• [Written request]: Quote the whole listing exactly. Leave the pictures out of your copy.

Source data
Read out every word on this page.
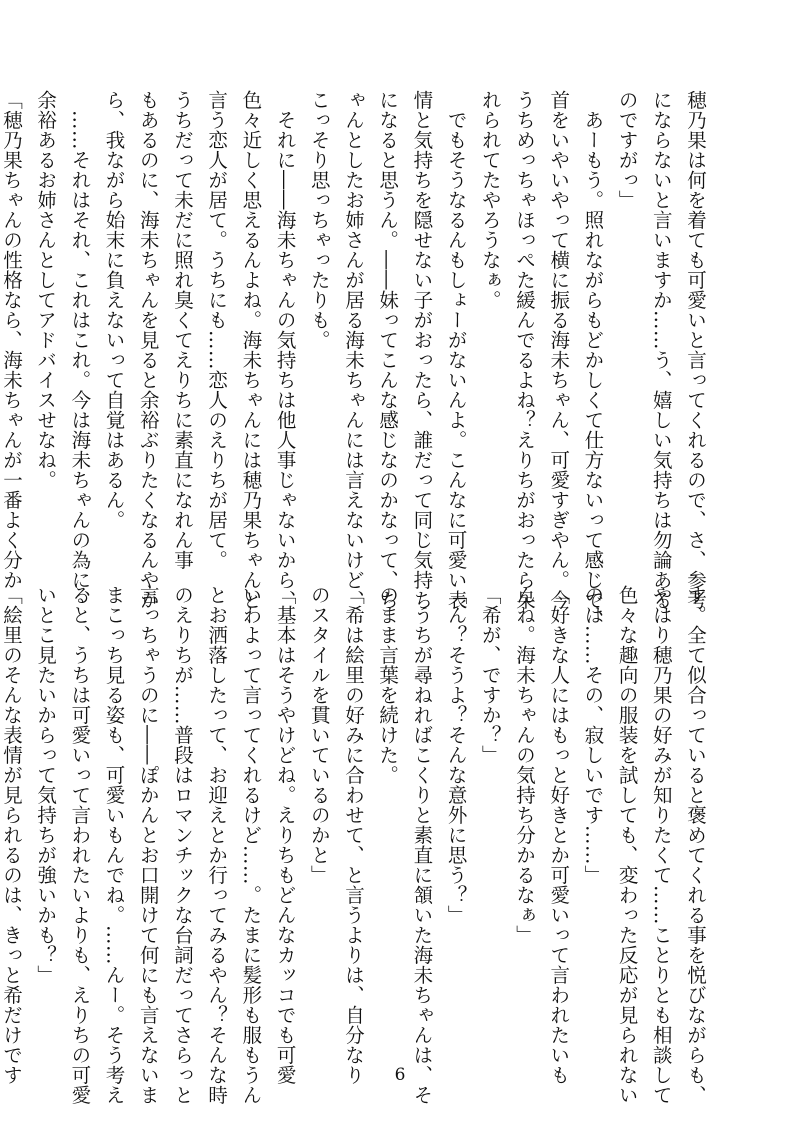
穂乃果は何を着ても可愛いと言ってくれるので、さ、参考
にならないと言いますか……う、嬉しい気持ちは勿論ある
のですがっ」
　あーもう。照れながらもどかしくて仕方ないって感じで、
首をいやいやって横に振る海未ちゃん、可愛すぎやん。今
うちめっちゃほっぺた緩んでるよね？えりちがおったら呆
れられてたやろうなぁ。
　でもそうなるんもしょーがないんよ。こんなに可愛い表
情と気持ちを隠せない子がおったら、誰だって同じ気持ち
になると思うん。――妹ってこんな感じなのかなって、ち
ゃんとしたお姉さんが居る海未ちゃんには言えないけど、
こっそり思っちゃったりも。
　それに――海未ちゃんの気持ちは他人事じゃないから、
色々近しく思えるんよね。海未ちゃんには穂乃果ちゃんと
言う恋人が居て。うちにも……恋人のえりちが居て。
うちだって未だに照れ臭くてえりちに素直になれん事
もあるのに、海未ちゃんを見ると余裕ぶりたくなるんやか
ら、我ながら始末に負えないって自覚はあるん。
　……それはそれ、これはこれ。今は海未ちゃんの為に、
余裕あるお姉さんとしてアドバイスせなね。
「穂乃果ちゃんの性格なら、海未ちゃんが一番よく分か
す。全て似合っていると褒めてくれる事を悦びながらも、
やはり穂乃果の好みが知りたくて……ことりとも相談して
色々な趣向の服装を試しても、変わった反応が見られない
のは……その、寂しいです……」
「好きな人にはもっと好きとか可愛いって言われたいも
んね。海未ちゃんの気持ち分かるなぁ」
「希が、ですか？」
「ん？そうよ？そんな意外に思う？」
　うちが尋ねればこくりと素直に頷いた海未ちゃんは、そ
のまま言葉を続けた。
「希は絵里の好みに合わせて、と言うよりは、自分なり
のスタイルを貫いているのかと」
「基本はそうやけどね。えりちもどんなカッコでも可愛
いわよって言ってくれるけど……。たまに髪形も服もうん
とお洒落したって、お迎えとか行ってみるやん？そんな時
のえりちが……普段はロマンチックな台詞だってさらっと
言っちゃうのに――ぽかんとお口開けて何にも言えないま
まこっち見る姿も、可愛いもんでね。……んー。そう考え
ると、うちは可愛いって言われたいよりも、えりちの可愛
いとこ見たいからって気持ちが強いかも？」
「絵里のそんな表情が見られるのは、きっと希だけです	6
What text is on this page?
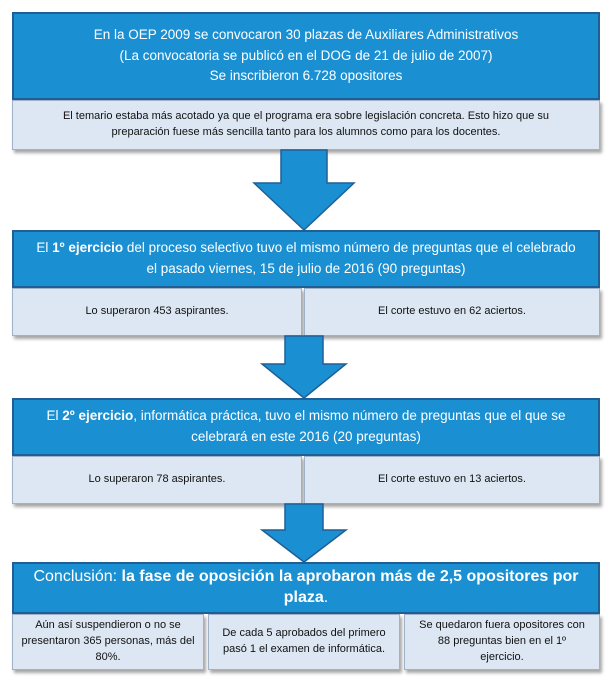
En la OEP 2009 se convocaron 30 plazas de Auxiliares Administrativos
(La convocatoria se publicó en el DOG de 21 de julio de 2007)
Se inscribieron 6.728 opositores
El temario estaba más acotado ya que el programa era sobre legislación concreta. Esto hizo que su preparación fuese más sencilla tanto para los alumnos como para los docentes.
El 1º ejercicio del proceso selectivo tuvo el mismo número de preguntas que el celebrado el pasado viernes, 15 de julio de 2016 (90 preguntas)
Lo superaron 453 aspirantes.	El corte estuvo en 62 aciertos.
El 2º ejercicio, informática práctica, tuvo el mismo número de preguntas que el que se celebrará en este 2016 (20 preguntas)
Lo superaron 78 aspirantes.	El corte estuvo en 13 aciertos.
Conclusión: la fase de oposición la aprobaron más de 2,5 opositores por plaza.
Aún así suspendieron o no se presentaron 365 personas, más del 80%.
De cada 5 aprobados del primero pasó 1 el examen de informática.
Se quedaron fuera opositores con 88 preguntas bien en el 1º ejercicio.
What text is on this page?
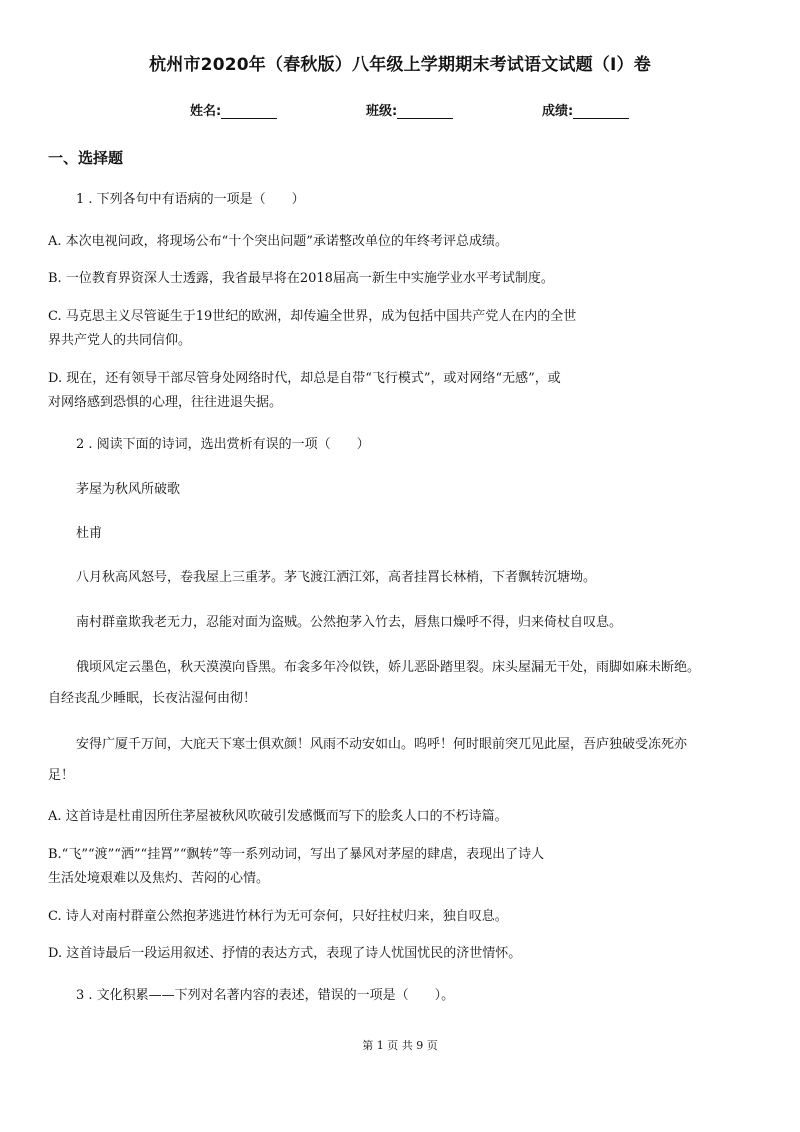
杭州市2020年（春秋版）八年级上学期期末考试语文试题（I）卷
姓名:	班级:	成绩:
一、选择题
1 . 下列各句中有语病的一项是（　　）
A. 本次电视问政，将现场公布“十个突出问题”承诺整改单位的年终考评总成绩。
B. 一位教育界资深人士透露，我省最早将在2018届高一新生中实施学业水平考试制度。
C. 马克思主义尽管诞生于19世纪的欧洲，却传遍全世界，成为包括中国共产党人在内的全世
界共产党人的共同信仰。
D. 现在，还有领导干部尽管身处网络时代，却总是自带“飞行模式”，或对网络“无感”，或
对网络感到恐惧的心理，往往进退失据。
2 . 阅读下面的诗词，选出赏析有误的一项（　　）
茅屋为秋风所破歌
杜甫
八月秋高风怒号，卷我屋上三重茅。茅飞渡江洒江郊，高者挂罥长林梢，下者飘转沉塘坳。
南村群童欺我老无力，忍能对面为盗贼。公然抱茅入竹去，唇焦口燥呼不得，归来倚杖自叹息。
俄顷风定云墨色，秋天漠漠向昏黑。布衾多年冷似铁，娇儿恶卧踏里裂。床头屋漏无干处，雨脚如麻未断绝。
自经丧乱少睡眠，长夜沾湿何由彻！
安得广厦千万间，大庇天下寒士俱欢颜！风雨不动安如山。呜呼！何时眼前突兀见此屋，吾庐独破受冻死亦
足！
A. 这首诗是杜甫因所住茅屋被秋风吹破引发感慨而写下的脍炙人口的不朽诗篇。
B.“飞”“渡”“洒”“挂罥”“飘转”等一系列动词，写出了暴风对茅屋的肆虐，表现出了诗人
生活处境艰难以及焦灼、苦闷的心情。
C. 诗人对南村群童公然抱茅逃进竹林行为无可奈何，只好拄杖归来，独自叹息。
D. 这首诗最后一段运用叙述、抒情的表达方式，表现了诗人忧国忧民的济世情怀。
3 . 文化积累——下列对名著内容的表述，错误的一项是（　　）。
第 1 页 共 9 页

• [Result of this task]:
Read out every word on this page.
穂乃果は何を着ても可愛いと言ってくれるので、さ、参考
にならないと言いますか……う、嬉しい気持ちは勿論ある
のですがっ」
　あーもう。照れながらもどかしくて仕方ないって感じで、
首をいやいやって横に振る海未ちゃん、可愛すぎやん。今
うちめっちゃほっぺた緩んでるよね？えりちがおったら呆
れられてたやろうなぁ。
　でもそうなるんもしょーがないんよ。こんなに可愛い表
情と気持ちを隠せない子がおったら、誰だって同じ気持ち
になると思うん。――妹ってこんな感じなのかなって、ち
ゃんとしたお姉さんが居る海未ちゃんには言えないけど、
こっそり思っちゃったりも。
　それに――海未ちゃんの気持ちは他人事じゃないから、
色々近しく思えるんよね。海未ちゃんには穂乃果ちゃんと
言う恋人が居て。うちにも……恋人のえりちが居て。
うちだって未だに照れ臭くてえりちに素直になれん事
もあるのに、海未ちゃんを見ると余裕ぶりたくなるんやか
ら、我ながら始末に負えないって自覚はあるん。
　……それはそれ、これはこれ。今は海未ちゃんの為に、
余裕あるお姉さんとしてアドバイスせなね。
「穂乃果ちゃんの性格なら、海未ちゃんが一番よく分か
す。全て似合っていると褒めてくれる事を悦びながらも、
やはり穂乃果の好みが知りたくて……ことりとも相談して
色々な趣向の服装を試しても、変わった反応が見られない
のは……その、寂しいです……」
「好きな人にはもっと好きとか可愛いって言われたいも
んね。海未ちゃんの気持ち分かるなぁ」
「希が、ですか？」
「ん？そうよ？そんな意外に思う？」
　うちが尋ねればこくりと素直に頷いた海未ちゃんは、そ
のまま言葉を続けた。
「希は絵里の好みに合わせて、と言うよりは、自分なり
のスタイルを貫いているのかと」
「基本はそうやけどね。えりちもどんなカッコでも可愛
いわよって言ってくれるけど……。たまに髪形も服もうん
とお洒落したって、お迎えとか行ってみるやん？そんな時
のえりちが……普段はロマンチックな台詞だってさらっと
言っちゃうのに――ぽかんとお口開けて何にも言えないま
まこっち見る姿も、可愛いもんでね。……んー。そう考え
ると、うちは可愛いって言われたいよりも、えりちの可愛
いとこ見たいからって気持ちが強いかも？」
「絵里のそんな表情が見られるのは、きっと希だけです	6
What text is on this page?
En la OEP 2009 se convocaron 30 plazas de Auxiliares Administrativos
(La convocatoria se publicó en el DOG de 21 de julio de 2007)
Se inscribieron 6.728 opositores
El temario estaba más acotado ya que el programa era sobre legislación concreta. Esto hizo que su preparación fuese más sencilla tanto para los alumnos como para los docentes.
El 1º ejercicio del proceso selectivo tuvo el mismo número de preguntas que el celebrado el pasado viernes, 15 de julio de 2016 (90 preguntas)
Lo superaron 453 aspirantes.	El corte estuvo en 62 aciertos.
El 2º ejercicio, informática práctica, tuvo el mismo número de preguntas que el que se celebrará en este 2016 (20 preguntas)
Lo superaron 78 aspirantes.	El corte estuvo en 13 aciertos.
Conclusión: la fase de oposición la aprobaron más de 2,5 opositores por plaza.
Aún así suspendieron o no se presentaron 365 personas, más del 80%.
De cada 5 aprobados del primero pasó 1 el examen de informática.
Se quedaron fuera opositores con 88 preguntas bien en el 1º ejercicio.
What text is on this page?
杭州市2020年（春秋版）八年级上学期期末考试语文试题（I）卷
姓名:	班级:	成绩:
一、选择题
1 . 下列各句中有语病的一项是（　　）
A. 本次电视问政，将现场公布“十个突出问题”承诺整改单位的年终考评总成绩。
B. 一位教育界资深人士透露，我省最早将在2018届高一新生中实施学业水平考试制度。
C. 马克思主义尽管诞生于19世纪的欧洲，却传遍全世界，成为包括中国共产党人在内的全世
界共产党人的共同信仰。
D. 现在，还有领导干部尽管身处网络时代，却总是自带“飞行模式”，或对网络“无感”，或
对网络感到恐惧的心理，往往进退失据。
2 . 阅读下面的诗词，选出赏析有误的一项（　　）
茅屋为秋风所破歌
杜甫
八月秋高风怒号，卷我屋上三重茅。茅飞渡江洒江郊，高者挂罥长林梢，下者飘转沉塘坳。
南村群童欺我老无力，忍能对面为盗贼。公然抱茅入竹去，唇焦口燥呼不得，归来倚杖自叹息。
俄顷风定云墨色，秋天漠漠向昏黑。布衾多年冷似铁，娇儿恶卧踏里裂。床头屋漏无干处，雨脚如麻未断绝。
自经丧乱少睡眠，长夜沾湿何由彻！
安得广厦千万间，大庇天下寒士俱欢颜！风雨不动安如山。呜呼！何时眼前突兀见此屋，吾庐独破受冻死亦
足！
A. 这首诗是杜甫因所住茅屋被秋风吹破引发感慨而写下的脍炙人口的不朽诗篇。
B.“飞”“渡”“洒”“挂罥”“飘转”等一系列动词，写出了暴风对茅屋的肆虐，表现出了诗人
生活处境艰难以及焦灼、苦闷的心情。
C. 诗人对南村群童公然抱茅逃进竹林行为无可奈何，只好拄杖归来，独自叹息。
D. 这首诗最后一段运用叙述、抒情的表达方式，表现了诗人忧国忧民的济世情怀。
3 . 文化积累——下列对名著内容的表述，错误的一项是（　　）。
第 1 页 共 9 页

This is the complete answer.